/---
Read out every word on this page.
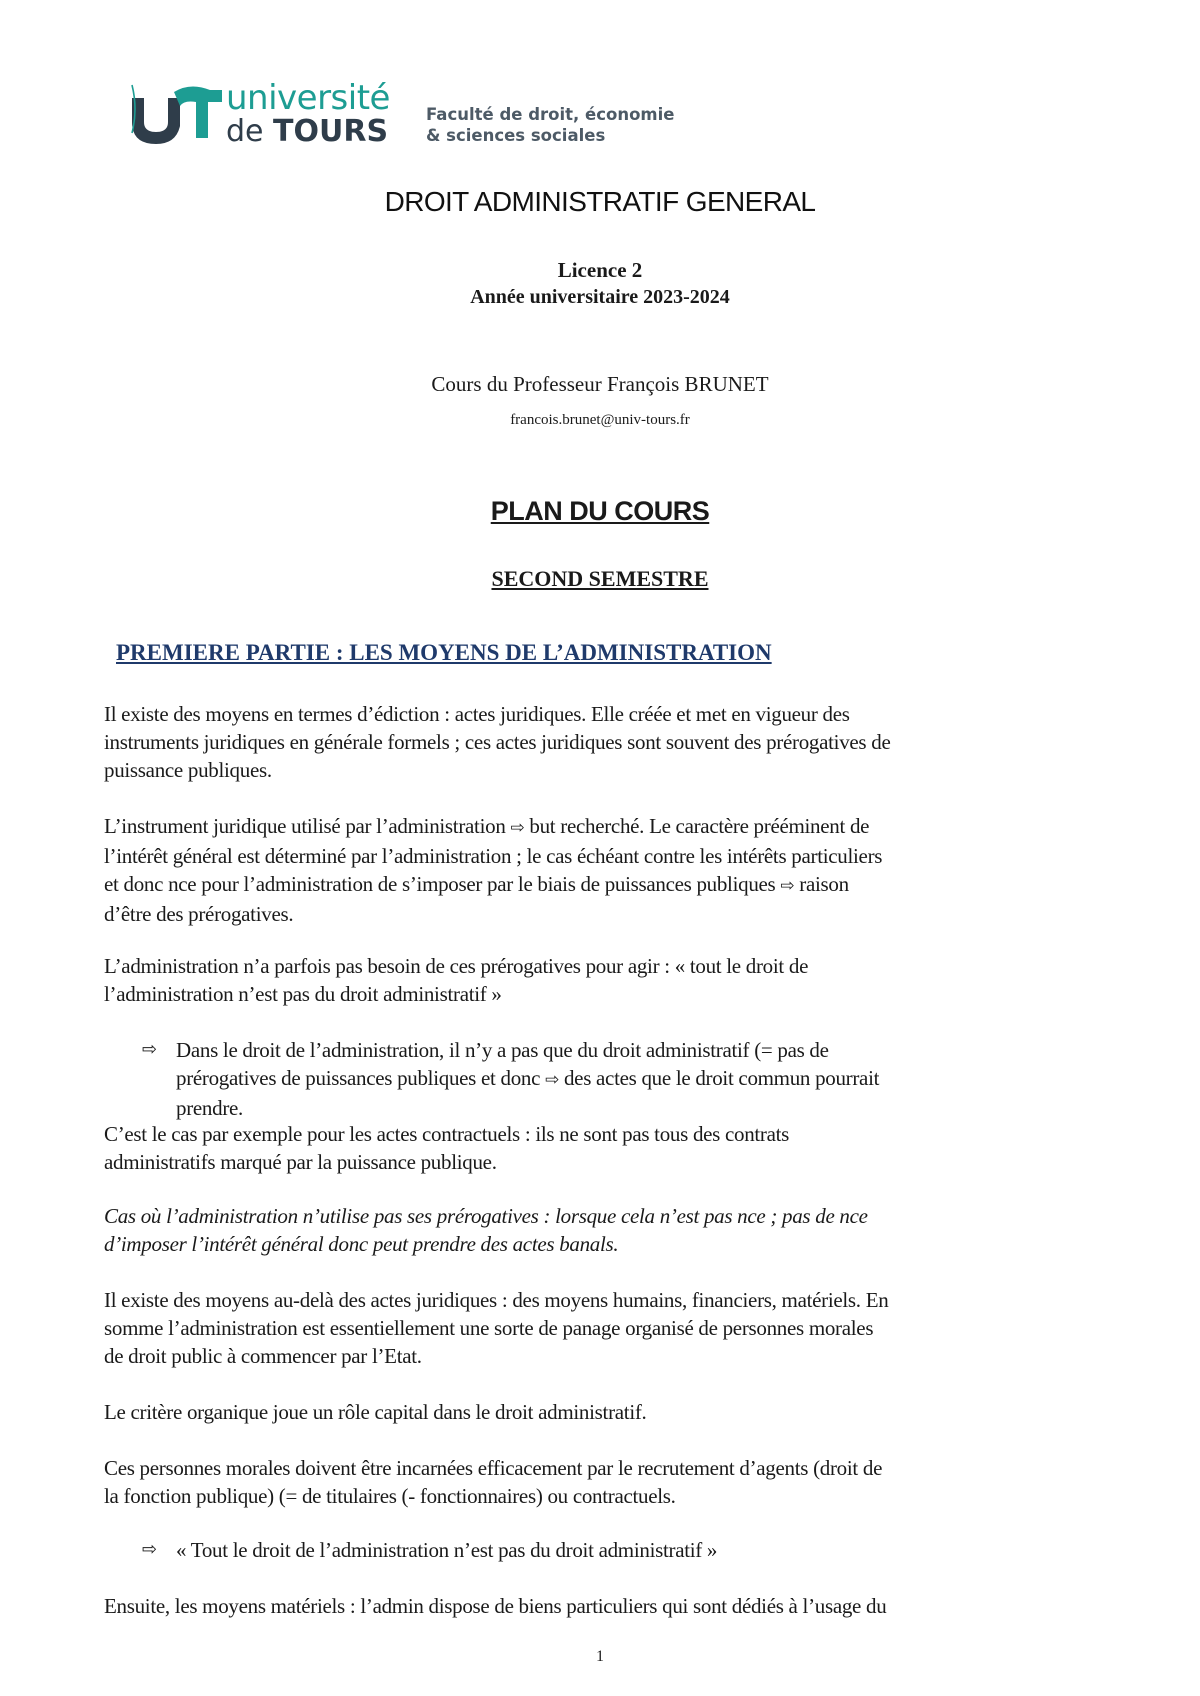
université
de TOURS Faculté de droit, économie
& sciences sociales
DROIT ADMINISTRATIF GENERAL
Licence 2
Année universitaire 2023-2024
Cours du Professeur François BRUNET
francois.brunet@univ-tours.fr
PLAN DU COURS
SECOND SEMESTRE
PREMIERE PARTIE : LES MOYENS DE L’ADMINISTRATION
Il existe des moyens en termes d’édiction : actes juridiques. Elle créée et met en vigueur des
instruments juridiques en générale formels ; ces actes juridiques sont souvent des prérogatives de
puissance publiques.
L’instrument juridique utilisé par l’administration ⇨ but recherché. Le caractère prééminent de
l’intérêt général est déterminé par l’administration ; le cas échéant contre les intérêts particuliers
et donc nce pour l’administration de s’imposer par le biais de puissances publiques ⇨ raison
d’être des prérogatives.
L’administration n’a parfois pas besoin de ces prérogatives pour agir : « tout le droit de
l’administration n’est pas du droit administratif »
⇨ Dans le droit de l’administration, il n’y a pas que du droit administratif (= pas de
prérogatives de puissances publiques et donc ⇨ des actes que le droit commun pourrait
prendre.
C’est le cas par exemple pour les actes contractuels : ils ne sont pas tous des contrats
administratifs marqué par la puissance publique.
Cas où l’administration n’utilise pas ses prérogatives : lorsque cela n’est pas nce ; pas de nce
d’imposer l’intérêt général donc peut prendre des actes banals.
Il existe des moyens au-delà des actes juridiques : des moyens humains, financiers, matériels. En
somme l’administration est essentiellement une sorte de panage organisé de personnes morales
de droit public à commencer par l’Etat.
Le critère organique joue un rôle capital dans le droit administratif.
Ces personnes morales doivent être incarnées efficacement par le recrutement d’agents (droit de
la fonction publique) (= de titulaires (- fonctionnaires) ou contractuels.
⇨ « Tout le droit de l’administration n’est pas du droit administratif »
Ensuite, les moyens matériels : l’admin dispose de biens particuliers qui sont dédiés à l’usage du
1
\---
■ To be done ■
Copy the data word for word. Pictures do not go in the copy.

■ Result of this exercise ■
Read out every word on this page.
université
de TOURS Faculté de droit, économie
& sciences sociales
DROIT ADMINISTRATIF GENERAL
Licence 2
Année universitaire 2023-2024
Cours du Professeur François BRUNET
francois.brunet@univ-tours.fr
PLAN DU COURS
SECOND SEMESTRE
PREMIERE PARTIE : LES MOYENS DE L’ADMINISTRATION
Il existe des moyens en termes d’édiction : actes juridiques. Elle créée et met en vigueur des
instruments juridiques en générale formels ; ces actes juridiques sont souvent des prérogatives de
puissance publiques.
L’instrument juridique utilisé par l’administration ⇨ but recherché. Le caractère prééminent de
l’intérêt général est déterminé par l’administration ; le cas échéant contre les intérêts particuliers
et donc nce pour l’administration de s’imposer par le biais de puissances publiques ⇨ raison
d’être des prérogatives.
L’administration n’a parfois pas besoin de ces prérogatives pour agir : « tout le droit de
l’administration n’est pas du droit administratif »
⇨ Dans le droit de l’administration, il n’y a pas que du droit administratif (= pas de
prérogatives de puissances publiques et donc ⇨ des actes que le droit commun pourrait
prendre.
C’est le cas par exemple pour les actes contractuels : ils ne sont pas tous des contrats
administratifs marqué par la puissance publique.
Cas où l’administration n’utilise pas ses prérogatives : lorsque cela n’est pas nce ; pas de nce
d’imposer l’intérêt général donc peut prendre des actes banals.
Il existe des moyens au-delà des actes juridiques : des moyens humains, financiers, matériels. En
somme l’administration est essentiellement une sorte de panage organisé de personnes morales
de droit public à commencer par l’Etat.
Le critère organique joue un rôle capital dans le droit administratif.
Ces personnes morales doivent être incarnées efficacement par le recrutement d’agents (droit de
la fonction publique) (= de titulaires (- fonctionnaires) ou contractuels.
⇨ « Tout le droit de l’administration n’est pas du droit administratif »
Ensuite, les moyens matériels : l’admin dispose de biens particuliers qui sont dédiés à l’usage du
1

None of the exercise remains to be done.